## The task
Across the material below, how many lines contain the word "image"? Give only the number.

## Records for the task
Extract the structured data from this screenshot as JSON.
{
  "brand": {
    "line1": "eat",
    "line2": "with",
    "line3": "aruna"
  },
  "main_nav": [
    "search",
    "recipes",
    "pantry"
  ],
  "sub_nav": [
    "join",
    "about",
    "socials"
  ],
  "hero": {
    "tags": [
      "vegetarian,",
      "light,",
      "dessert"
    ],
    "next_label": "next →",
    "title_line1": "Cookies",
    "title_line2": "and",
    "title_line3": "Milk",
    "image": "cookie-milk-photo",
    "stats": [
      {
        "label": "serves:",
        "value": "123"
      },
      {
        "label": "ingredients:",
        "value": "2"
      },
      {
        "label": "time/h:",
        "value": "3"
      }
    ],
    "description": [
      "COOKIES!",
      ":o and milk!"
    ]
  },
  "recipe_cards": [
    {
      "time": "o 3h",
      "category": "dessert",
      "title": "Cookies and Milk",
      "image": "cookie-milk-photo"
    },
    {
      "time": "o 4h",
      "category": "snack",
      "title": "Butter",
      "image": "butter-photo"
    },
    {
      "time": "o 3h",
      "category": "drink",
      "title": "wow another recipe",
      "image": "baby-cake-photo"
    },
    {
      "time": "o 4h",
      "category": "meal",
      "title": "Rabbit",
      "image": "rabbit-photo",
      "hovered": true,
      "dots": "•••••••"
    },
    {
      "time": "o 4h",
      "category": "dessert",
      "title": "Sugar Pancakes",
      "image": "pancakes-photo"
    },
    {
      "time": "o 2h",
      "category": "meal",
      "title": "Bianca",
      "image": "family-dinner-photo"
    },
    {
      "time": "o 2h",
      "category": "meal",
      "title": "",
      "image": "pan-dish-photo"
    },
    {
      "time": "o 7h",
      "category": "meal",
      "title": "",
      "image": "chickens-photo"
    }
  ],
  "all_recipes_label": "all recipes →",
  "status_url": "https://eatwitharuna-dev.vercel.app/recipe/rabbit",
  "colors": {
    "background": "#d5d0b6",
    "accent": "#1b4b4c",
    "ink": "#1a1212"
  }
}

## The output
9